** begin LISTED RECORDS **

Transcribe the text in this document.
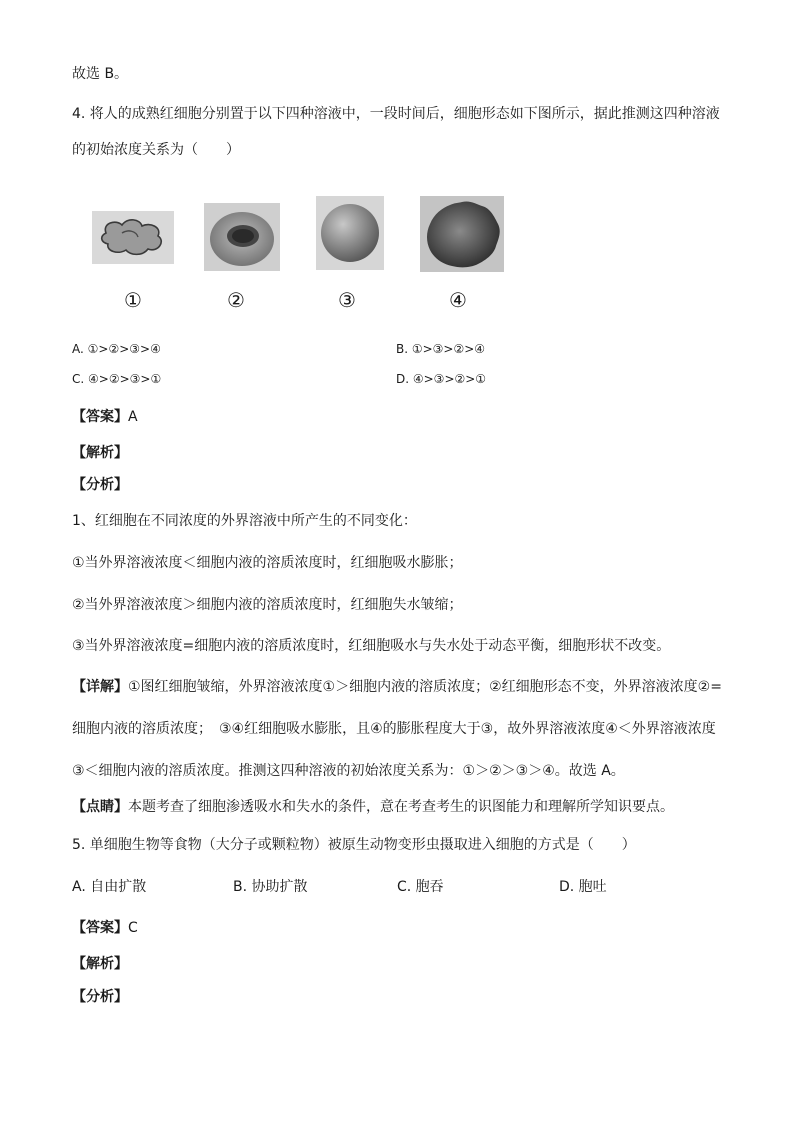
故选 B。
4. 将人的成熟红细胞分别置于以下四种溶液中，一段时间后，细胞形态如下图所示，据此推测这四种溶液
的初始浓度关系为（　　）
①	②	③	④
A. ①>②>③>④	B. ①>③>②>④
C. ④>②>③>①	D. ④>③>②>①
【答案】A
【解析】
【分析】
1、红细胞在不同浓度的外界溶液中所产生的不同变化：
①当外界溶液浓度＜细胞内液的溶质浓度时，红细胞吸水膨胀；
②当外界溶液浓度＞细胞内液的溶质浓度时，红细胞失水皱缩；
③当外界溶液浓度=细胞内液的溶质浓度时，红细胞吸水与失水处于动态平衡，细胞形状不改变。
【详解】①图红细胞皱缩，外界溶液浓度①＞细胞内液的溶质浓度；②红细胞形态不变，外界溶液浓度②=
细胞内液的溶质浓度；　③④红细胞吸水膨胀，且④的膨胀程度大于③，故外界溶液浓度④＜外界溶液浓度
③＜细胞内液的溶质浓度。推测这四种溶液的初始浓度关系为：①＞②＞③＞④。故选 A。
【点睛】本题考查了细胞渗透吸水和失水的条件，意在考查考生的识图能力和理解所学知识要点。
5. 单细胞生物等食物（大分子或颗粒物）被原生动物变形虫摄取进入细胞的方式是（　　）
A. 自由扩散	B. 协助扩散	C. 胞吞	D. 胞吐
【答案】C
【解析】
【分析】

** end LISTED RECORDS **

DIRECTIONS FOR THIS TASK: Find the word "细胞内液的溶质浓度时" and list each line it appears in.

WRITTEN REPLY:
①当外界溶液浓度＜细胞内液的溶质浓度时，红细胞吸水膨胀；
②当外界溶液浓度＞细胞内液的溶质浓度时，红细胞失水皱缩；
③当外界溶液浓度=细胞内液的溶质浓度时，红细胞吸水与失水处于动态平衡，细胞形状不改变。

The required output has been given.